-------- INPUT RECORDS

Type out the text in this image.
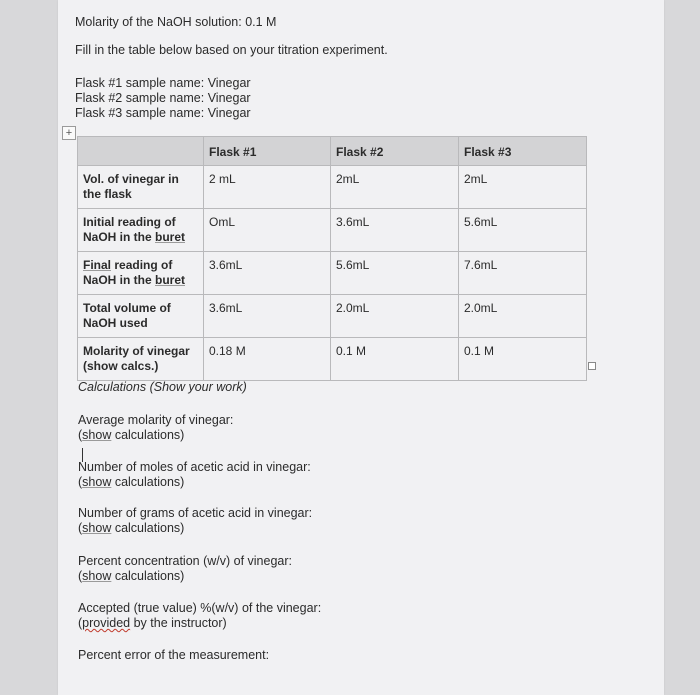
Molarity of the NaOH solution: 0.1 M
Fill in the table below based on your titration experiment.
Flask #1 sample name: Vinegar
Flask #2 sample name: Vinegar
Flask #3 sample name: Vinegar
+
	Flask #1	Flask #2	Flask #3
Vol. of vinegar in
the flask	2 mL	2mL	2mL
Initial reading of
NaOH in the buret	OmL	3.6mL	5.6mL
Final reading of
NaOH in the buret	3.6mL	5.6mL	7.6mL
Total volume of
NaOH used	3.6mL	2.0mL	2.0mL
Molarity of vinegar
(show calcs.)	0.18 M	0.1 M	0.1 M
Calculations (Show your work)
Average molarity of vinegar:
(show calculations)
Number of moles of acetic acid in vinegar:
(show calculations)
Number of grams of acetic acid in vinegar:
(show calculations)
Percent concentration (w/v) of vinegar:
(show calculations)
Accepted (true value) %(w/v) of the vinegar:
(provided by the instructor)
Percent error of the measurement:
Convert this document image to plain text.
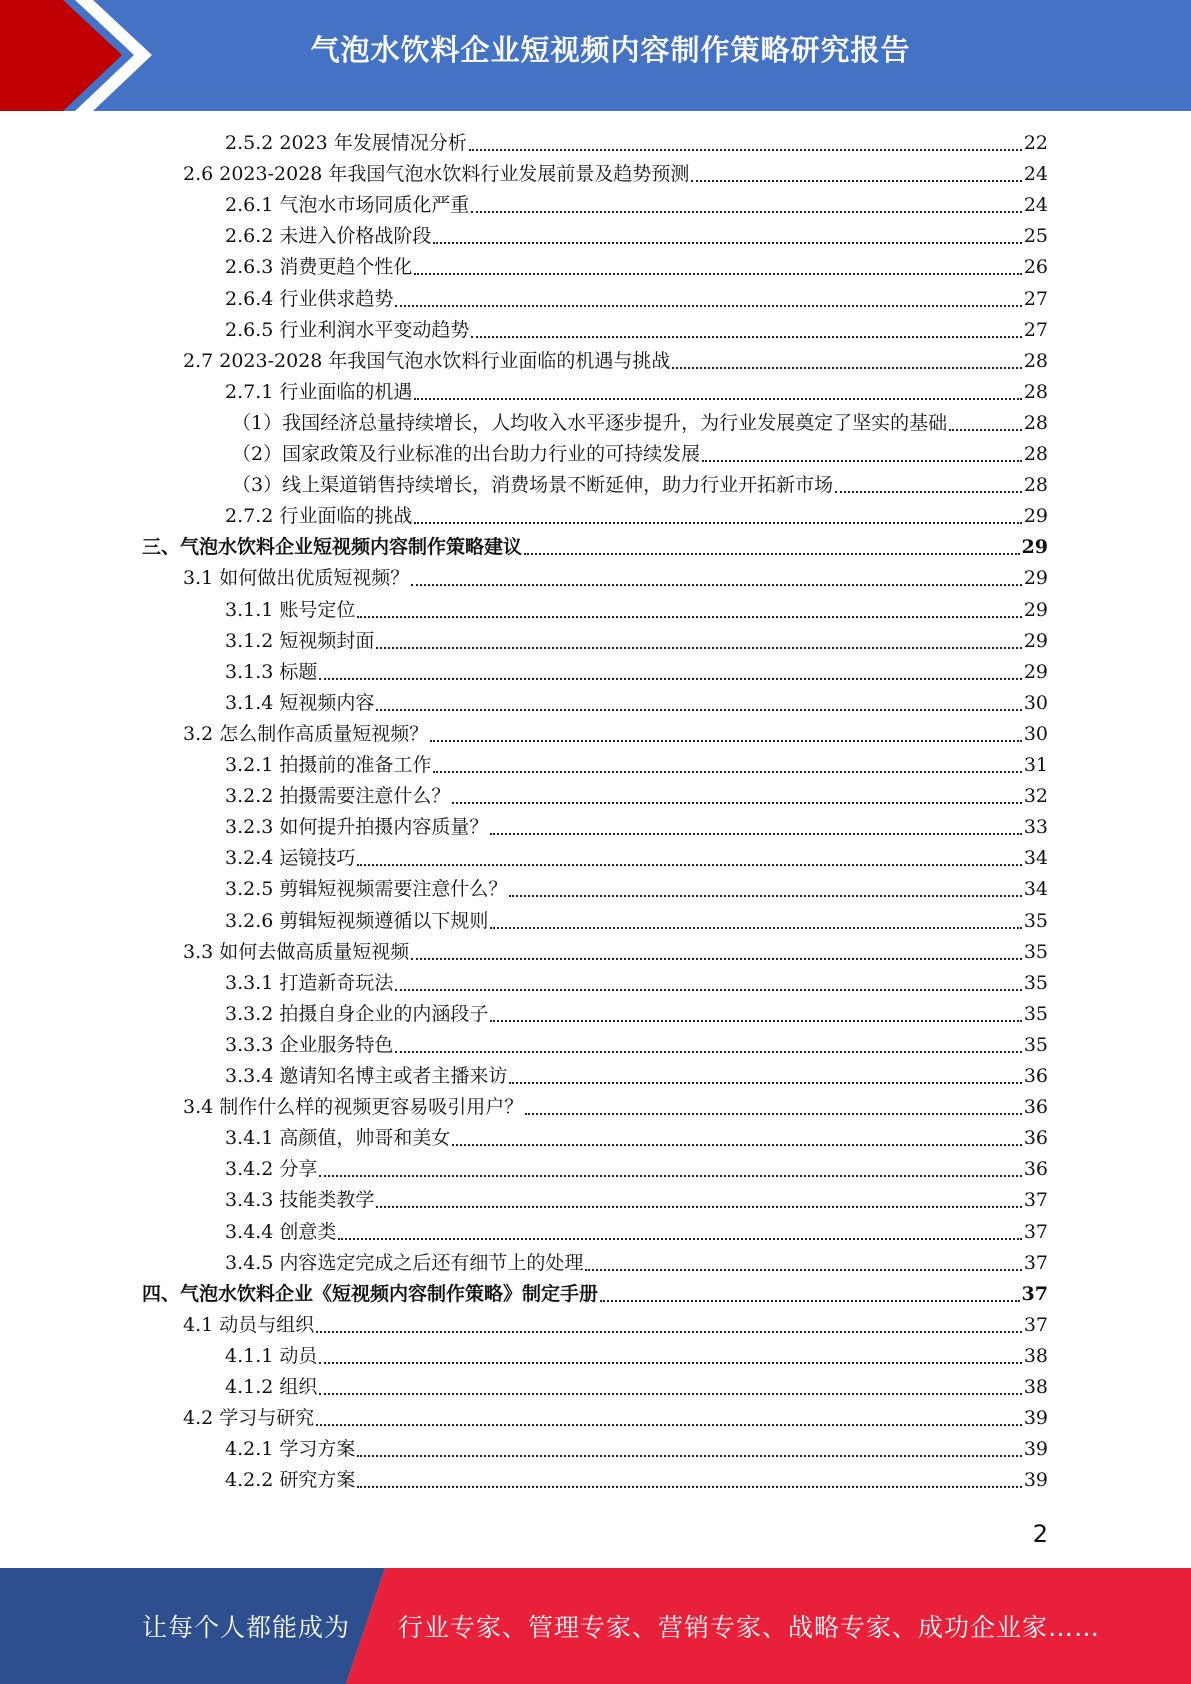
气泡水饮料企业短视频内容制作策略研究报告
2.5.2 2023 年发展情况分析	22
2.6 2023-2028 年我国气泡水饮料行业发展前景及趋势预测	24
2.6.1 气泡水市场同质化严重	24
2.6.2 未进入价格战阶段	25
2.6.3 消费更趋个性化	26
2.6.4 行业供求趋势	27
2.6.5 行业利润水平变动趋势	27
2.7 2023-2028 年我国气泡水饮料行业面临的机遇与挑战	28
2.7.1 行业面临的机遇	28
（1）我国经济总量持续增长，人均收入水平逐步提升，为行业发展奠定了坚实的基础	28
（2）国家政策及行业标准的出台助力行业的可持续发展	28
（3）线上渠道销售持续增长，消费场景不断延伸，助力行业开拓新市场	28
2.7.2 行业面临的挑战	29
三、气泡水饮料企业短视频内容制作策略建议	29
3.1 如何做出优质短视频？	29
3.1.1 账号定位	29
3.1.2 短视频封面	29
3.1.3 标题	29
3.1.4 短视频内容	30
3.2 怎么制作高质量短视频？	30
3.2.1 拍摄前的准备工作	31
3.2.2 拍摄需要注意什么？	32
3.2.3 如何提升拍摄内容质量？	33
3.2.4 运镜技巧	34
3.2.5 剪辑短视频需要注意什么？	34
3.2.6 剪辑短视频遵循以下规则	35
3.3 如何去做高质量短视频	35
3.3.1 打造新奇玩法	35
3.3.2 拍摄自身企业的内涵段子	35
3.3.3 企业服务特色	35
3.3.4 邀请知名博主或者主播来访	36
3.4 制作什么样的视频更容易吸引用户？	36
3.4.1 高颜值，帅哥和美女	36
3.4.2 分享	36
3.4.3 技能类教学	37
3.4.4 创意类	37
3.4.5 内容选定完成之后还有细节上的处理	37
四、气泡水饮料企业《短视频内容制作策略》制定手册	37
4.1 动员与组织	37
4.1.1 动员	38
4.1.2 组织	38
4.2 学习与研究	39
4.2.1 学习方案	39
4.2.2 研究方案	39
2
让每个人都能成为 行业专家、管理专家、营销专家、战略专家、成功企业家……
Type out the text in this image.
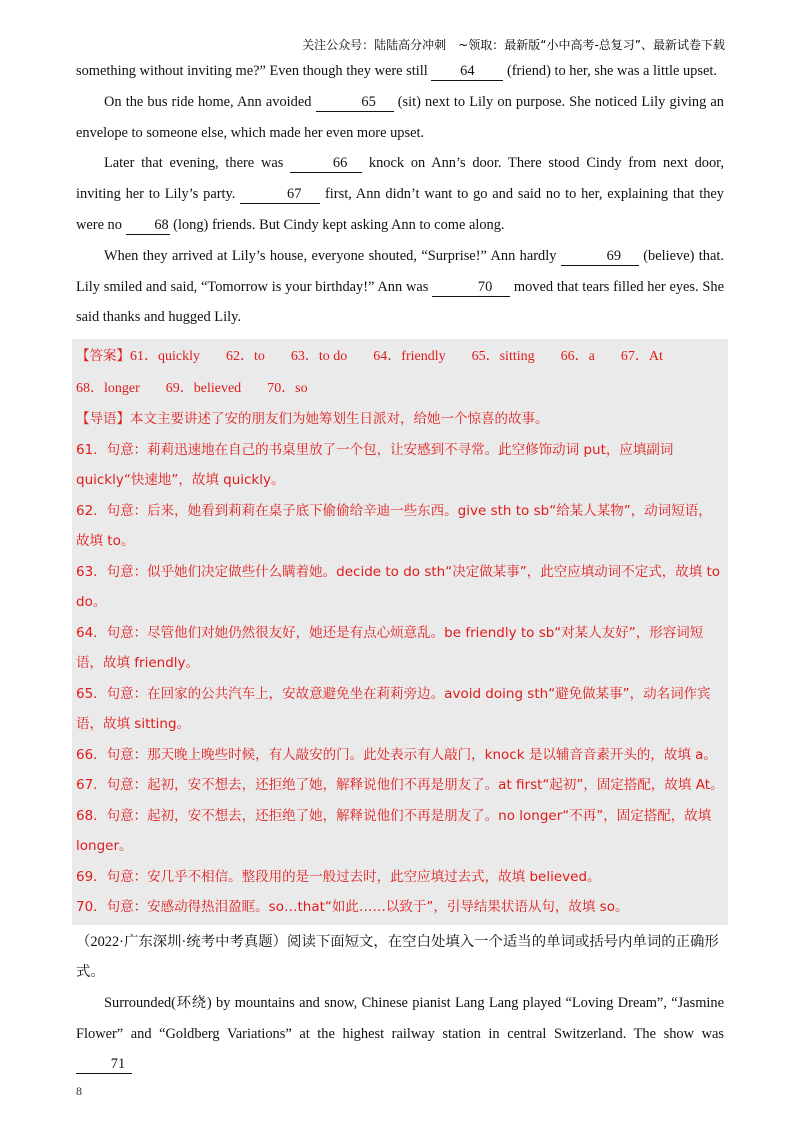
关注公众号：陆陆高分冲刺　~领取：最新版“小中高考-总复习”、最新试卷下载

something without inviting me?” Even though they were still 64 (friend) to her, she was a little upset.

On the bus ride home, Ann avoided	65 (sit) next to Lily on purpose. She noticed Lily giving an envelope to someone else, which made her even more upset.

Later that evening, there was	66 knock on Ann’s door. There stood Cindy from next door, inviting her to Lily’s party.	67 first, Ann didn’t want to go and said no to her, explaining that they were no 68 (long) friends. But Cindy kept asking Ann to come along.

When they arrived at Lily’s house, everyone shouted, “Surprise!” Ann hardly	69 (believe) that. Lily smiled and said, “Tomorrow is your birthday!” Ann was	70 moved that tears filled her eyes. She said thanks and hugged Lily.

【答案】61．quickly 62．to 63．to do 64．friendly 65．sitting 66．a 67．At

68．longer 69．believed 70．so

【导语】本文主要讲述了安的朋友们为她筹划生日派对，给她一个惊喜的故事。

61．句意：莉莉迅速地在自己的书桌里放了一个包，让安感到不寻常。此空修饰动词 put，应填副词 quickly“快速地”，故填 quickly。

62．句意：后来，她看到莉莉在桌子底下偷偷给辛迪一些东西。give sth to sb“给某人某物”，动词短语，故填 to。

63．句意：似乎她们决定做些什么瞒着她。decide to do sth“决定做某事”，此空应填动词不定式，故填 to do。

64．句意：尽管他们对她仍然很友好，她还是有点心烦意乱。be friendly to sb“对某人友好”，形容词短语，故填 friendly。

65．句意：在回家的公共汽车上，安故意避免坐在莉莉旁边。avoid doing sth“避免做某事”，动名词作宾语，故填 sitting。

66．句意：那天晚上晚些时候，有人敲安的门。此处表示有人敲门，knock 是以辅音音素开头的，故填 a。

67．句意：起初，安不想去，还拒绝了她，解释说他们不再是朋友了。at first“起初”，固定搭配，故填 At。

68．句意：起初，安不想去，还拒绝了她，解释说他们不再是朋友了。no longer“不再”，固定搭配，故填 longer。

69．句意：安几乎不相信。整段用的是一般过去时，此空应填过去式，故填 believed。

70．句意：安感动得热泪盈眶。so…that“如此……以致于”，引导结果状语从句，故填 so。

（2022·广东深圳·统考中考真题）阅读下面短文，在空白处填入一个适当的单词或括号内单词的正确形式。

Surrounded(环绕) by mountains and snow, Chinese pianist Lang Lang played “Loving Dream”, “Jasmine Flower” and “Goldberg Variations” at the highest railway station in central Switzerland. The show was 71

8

----------------

In the listing above, how many lines include the word "解释说他们不再是朋友了"? Answer with the number and nothing more.

→ FINISHED EXERCISE
2